▶ [Work to be completed] Can you write out the whole listing exactly?

▶ [Materials provided]
***
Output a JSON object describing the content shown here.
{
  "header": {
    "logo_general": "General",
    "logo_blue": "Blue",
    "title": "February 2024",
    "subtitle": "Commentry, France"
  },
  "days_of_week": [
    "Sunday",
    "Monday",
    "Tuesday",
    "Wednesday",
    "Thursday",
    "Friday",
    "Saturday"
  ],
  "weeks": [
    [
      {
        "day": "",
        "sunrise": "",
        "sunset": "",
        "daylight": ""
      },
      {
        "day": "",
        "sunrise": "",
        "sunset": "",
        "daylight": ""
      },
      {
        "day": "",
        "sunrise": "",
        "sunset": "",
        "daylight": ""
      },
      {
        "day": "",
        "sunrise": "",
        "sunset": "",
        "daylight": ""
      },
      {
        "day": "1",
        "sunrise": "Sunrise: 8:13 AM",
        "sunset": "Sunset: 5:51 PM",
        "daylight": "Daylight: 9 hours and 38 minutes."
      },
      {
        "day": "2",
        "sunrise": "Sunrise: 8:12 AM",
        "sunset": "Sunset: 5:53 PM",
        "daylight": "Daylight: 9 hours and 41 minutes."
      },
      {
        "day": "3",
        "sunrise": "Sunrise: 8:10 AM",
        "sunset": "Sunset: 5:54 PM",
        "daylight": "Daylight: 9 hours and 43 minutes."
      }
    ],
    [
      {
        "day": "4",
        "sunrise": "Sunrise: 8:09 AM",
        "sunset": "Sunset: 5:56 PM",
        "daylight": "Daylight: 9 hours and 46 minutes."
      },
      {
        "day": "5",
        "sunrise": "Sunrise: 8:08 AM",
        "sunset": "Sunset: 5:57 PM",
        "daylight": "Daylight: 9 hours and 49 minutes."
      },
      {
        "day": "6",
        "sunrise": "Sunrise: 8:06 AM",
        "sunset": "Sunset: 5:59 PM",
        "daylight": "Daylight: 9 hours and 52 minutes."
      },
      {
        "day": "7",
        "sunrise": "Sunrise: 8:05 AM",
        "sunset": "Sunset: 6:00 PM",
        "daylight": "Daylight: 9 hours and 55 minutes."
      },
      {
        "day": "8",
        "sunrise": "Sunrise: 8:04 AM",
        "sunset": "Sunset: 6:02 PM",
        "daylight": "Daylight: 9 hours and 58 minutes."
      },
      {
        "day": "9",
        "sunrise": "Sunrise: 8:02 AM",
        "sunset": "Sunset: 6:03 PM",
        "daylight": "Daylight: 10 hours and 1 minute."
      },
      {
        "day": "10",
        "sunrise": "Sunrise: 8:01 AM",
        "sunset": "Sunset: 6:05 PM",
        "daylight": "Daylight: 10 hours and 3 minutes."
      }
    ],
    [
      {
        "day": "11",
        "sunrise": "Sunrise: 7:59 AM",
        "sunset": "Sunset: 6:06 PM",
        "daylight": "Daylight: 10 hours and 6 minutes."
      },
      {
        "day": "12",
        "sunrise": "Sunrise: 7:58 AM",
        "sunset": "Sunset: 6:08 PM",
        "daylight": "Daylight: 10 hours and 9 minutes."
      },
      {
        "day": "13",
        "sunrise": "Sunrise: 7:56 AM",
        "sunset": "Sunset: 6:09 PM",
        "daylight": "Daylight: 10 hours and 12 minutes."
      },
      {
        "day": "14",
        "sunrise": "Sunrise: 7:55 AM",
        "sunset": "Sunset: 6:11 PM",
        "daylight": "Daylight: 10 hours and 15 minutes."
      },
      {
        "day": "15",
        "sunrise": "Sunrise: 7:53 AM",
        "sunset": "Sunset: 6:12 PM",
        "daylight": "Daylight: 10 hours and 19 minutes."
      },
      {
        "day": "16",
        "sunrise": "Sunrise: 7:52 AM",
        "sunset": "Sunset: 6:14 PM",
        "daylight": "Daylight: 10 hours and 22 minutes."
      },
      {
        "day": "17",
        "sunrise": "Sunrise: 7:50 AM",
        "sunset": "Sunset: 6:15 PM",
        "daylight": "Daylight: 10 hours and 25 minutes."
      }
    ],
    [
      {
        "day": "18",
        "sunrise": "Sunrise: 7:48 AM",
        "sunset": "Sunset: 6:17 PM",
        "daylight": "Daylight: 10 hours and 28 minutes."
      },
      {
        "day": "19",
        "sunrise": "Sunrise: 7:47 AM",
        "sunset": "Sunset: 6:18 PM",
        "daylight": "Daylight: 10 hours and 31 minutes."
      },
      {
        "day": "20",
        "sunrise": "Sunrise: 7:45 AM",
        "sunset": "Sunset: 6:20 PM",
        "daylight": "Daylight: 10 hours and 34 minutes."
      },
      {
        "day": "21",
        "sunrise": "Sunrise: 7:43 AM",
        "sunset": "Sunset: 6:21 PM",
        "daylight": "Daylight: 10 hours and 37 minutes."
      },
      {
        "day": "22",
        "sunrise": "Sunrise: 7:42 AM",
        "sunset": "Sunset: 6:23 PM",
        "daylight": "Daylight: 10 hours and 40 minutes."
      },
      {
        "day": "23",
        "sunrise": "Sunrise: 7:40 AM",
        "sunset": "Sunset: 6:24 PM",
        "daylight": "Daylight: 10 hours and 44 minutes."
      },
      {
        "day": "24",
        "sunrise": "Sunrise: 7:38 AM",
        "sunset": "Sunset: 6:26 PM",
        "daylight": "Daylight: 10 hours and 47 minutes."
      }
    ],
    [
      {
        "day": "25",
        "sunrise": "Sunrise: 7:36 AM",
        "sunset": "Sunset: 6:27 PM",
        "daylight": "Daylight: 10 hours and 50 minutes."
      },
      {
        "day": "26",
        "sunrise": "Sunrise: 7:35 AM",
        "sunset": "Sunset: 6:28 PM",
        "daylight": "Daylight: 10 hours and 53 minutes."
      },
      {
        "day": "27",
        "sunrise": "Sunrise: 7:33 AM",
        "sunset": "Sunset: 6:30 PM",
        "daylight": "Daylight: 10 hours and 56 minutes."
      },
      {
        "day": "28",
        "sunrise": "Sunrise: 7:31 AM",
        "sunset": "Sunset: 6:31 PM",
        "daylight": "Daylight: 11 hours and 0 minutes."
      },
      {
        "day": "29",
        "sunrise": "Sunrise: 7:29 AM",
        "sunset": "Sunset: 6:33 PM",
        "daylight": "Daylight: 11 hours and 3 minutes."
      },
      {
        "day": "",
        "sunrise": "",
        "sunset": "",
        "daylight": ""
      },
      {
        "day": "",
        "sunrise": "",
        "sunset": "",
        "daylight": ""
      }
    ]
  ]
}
***
▶ [Task response]
Output a JSON object describing the content shown here.
{
  "header": {
    "logo_general": "General",
    "logo_blue": "Blue",
    "title": "February 2024",
    "subtitle": "Commentry, France"
  },
  "days_of_week": [
    "Sunday",
    "Monday",
    "Tuesday",
    "Wednesday",
    "Thursday",
    "Friday",
    "Saturday"
  ],
  "weeks": [
    [
      {
        "day": "",
        "sunrise": "",
        "sunset": "",
        "daylight": ""
      },
      {
        "day": "",
        "sunrise": "",
        "sunset": "",
        "daylight": ""
      },
      {
        "day": "",
        "sunrise": "",
        "sunset": "",
        "daylight": ""
      },
      {
        "day": "",
        "sunrise": "",
        "sunset": "",
        "daylight": ""
      },
      {
        "day": "1",
        "sunrise": "Sunrise: 8:13 AM",
        "sunset": "Sunset: 5:51 PM",
        "daylight": "Daylight: 9 hours and 38 minutes."
      },
      {
        "day": "2",
        "sunrise": "Sunrise: 8:12 AM",
        "sunset": "Sunset: 5:53 PM",
        "daylight": "Daylight: 9 hours and 41 minutes."
      },
      {
        "day": "3",
        "sunrise": "Sunrise: 8:10 AM",
        "sunset": "Sunset: 5:54 PM",
        "daylight": "Daylight: 9 hours and 43 minutes."
      }
    ],
    [
      {
        "day": "4",
        "sunrise": "Sunrise: 8:09 AM",
        "sunset": "Sunset: 5:56 PM",
        "daylight": "Daylight: 9 hours and 46 minutes."
      },
      {
        "day": "5",
        "sunrise": "Sunrise: 8:08 AM",
        "sunset": "Sunset: 5:57 PM",
        "daylight": "Daylight: 9 hours and 49 minutes."
      },
      {
        "day": "6",
        "sunrise": "Sunrise: 8:06 AM",
        "sunset": "Sunset: 5:59 PM",
        "daylight": "Daylight: 9 hours and 52 minutes."
      },
      {
        "day": "7",
        "sunrise": "Sunrise: 8:05 AM",
        "sunset": "Sunset: 6:00 PM",
        "daylight": "Daylight: 9 hours and 55 minutes."
      },
      {
        "day": "8",
        "sunrise": "Sunrise: 8:04 AM",
        "sunset": "Sunset: 6:02 PM",
        "daylight": "Daylight: 9 hours and 58 minutes."
      },
      {
        "day": "9",
        "sunrise": "Sunrise: 8:02 AM",
        "sunset": "Sunset: 6:03 PM",
        "daylight": "Daylight: 10 hours and 1 minute."
      },
      {
        "day": "10",
        "sunrise": "Sunrise: 8:01 AM",
        "sunset": "Sunset: 6:05 PM",
        "daylight": "Daylight: 10 hours and 3 minutes."
      }
    ],
    [
      {
        "day": "11",
        "sunrise": "Sunrise: 7:59 AM",
        "sunset": "Sunset: 6:06 PM",
        "daylight": "Daylight: 10 hours and 6 minutes."
      },
      {
        "day": "12",
        "sunrise": "Sunrise: 7:58 AM",
        "sunset": "Sunset: 6:08 PM",
        "daylight": "Daylight: 10 hours and 9 minutes."
      },
      {
        "day": "13",
        "sunrise": "Sunrise: 7:56 AM",
        "sunset": "Sunset: 6:09 PM",
        "daylight": "Daylight: 10 hours and 12 minutes."
      },
      {
        "day": "14",
        "sunrise": "Sunrise: 7:55 AM",
        "sunset": "Sunset: 6:11 PM",
        "daylight": "Daylight: 10 hours and 15 minutes."
      },
      {
        "day": "15",
        "sunrise": "Sunrise: 7:53 AM",
        "sunset": "Sunset: 6:12 PM",
        "daylight": "Daylight: 10 hours and 19 minutes."
      },
      {
        "day": "16",
        "sunrise": "Sunrise: 7:52 AM",
        "sunset": "Sunset: 6:14 PM",
        "daylight": "Daylight: 10 hours and 22 minutes."
      },
      {
        "day": "17",
        "sunrise": "Sunrise: 7:50 AM",
        "sunset": "Sunset: 6:15 PM",
        "daylight": "Daylight: 10 hours and 25 minutes."
      }
    ],
    [
      {
        "day": "18",
        "sunrise": "Sunrise: 7:48 AM",
        "sunset": "Sunset: 6:17 PM",
        "daylight": "Daylight: 10 hours and 28 minutes."
      },
      {
        "day": "19",
        "sunrise": "Sunrise: 7:47 AM",
        "sunset": "Sunset: 6:18 PM",
        "daylight": "Daylight: 10 hours and 31 minutes."
      },
      {
        "day": "20",
        "sunrise": "Sunrise: 7:45 AM",
        "sunset": "Sunset: 6:20 PM",
        "daylight": "Daylight: 10 hours and 34 minutes."
      },
      {
        "day": "21",
        "sunrise": "Sunrise: 7:43 AM",
        "sunset": "Sunset: 6:21 PM",
        "daylight": "Daylight: 10 hours and 37 minutes."
      },
      {
        "day": "22",
        "sunrise": "Sunrise: 7:42 AM",
        "sunset": "Sunset: 6:23 PM",
        "daylight": "Daylight: 10 hours and 40 minutes."
      },
      {
        "day": "23",
        "sunrise": "Sunrise: 7:40 AM",
        "sunset": "Sunset: 6:24 PM",
        "daylight": "Daylight: 10 hours and 44 minutes."
      },
      {
        "day": "24",
        "sunrise": "Sunrise: 7:38 AM",
        "sunset": "Sunset: 6:26 PM",
        "daylight": "Daylight: 10 hours and 47 minutes."
      }
    ],
    [
      {
        "day": "25",
        "sunrise": "Sunrise: 7:36 AM",
        "sunset": "Sunset: 6:27 PM",
        "daylight": "Daylight: 10 hours and 50 minutes."
      },
      {
        "day": "26",
        "sunrise": "Sunrise: 7:35 AM",
        "sunset": "Sunset: 6:28 PM",
        "daylight": "Daylight: 10 hours and 53 minutes."
      },
      {
        "day": "27",
        "sunrise": "Sunrise: 7:33 AM",
        "sunset": "Sunset: 6:30 PM",
        "daylight": "Daylight: 10 hours and 56 minutes."
      },
      {
        "day": "28",
        "sunrise": "Sunrise: 7:31 AM",
        "sunset": "Sunset: 6:31 PM",
        "daylight": "Daylight: 11 hours and 0 minutes."
      },
      {
        "day": "29",
        "sunrise": "Sunrise: 7:29 AM",
        "sunset": "Sunset: 6:33 PM",
        "daylight": "Daylight: 11 hours and 3 minutes."
      },
      {
        "day": "",
        "sunrise": "",
        "sunset": "",
        "daylight": ""
      },
      {
        "day": "",
        "sunrise": "",
        "sunset": "",
        "daylight": ""
      }
    ]
  ]
}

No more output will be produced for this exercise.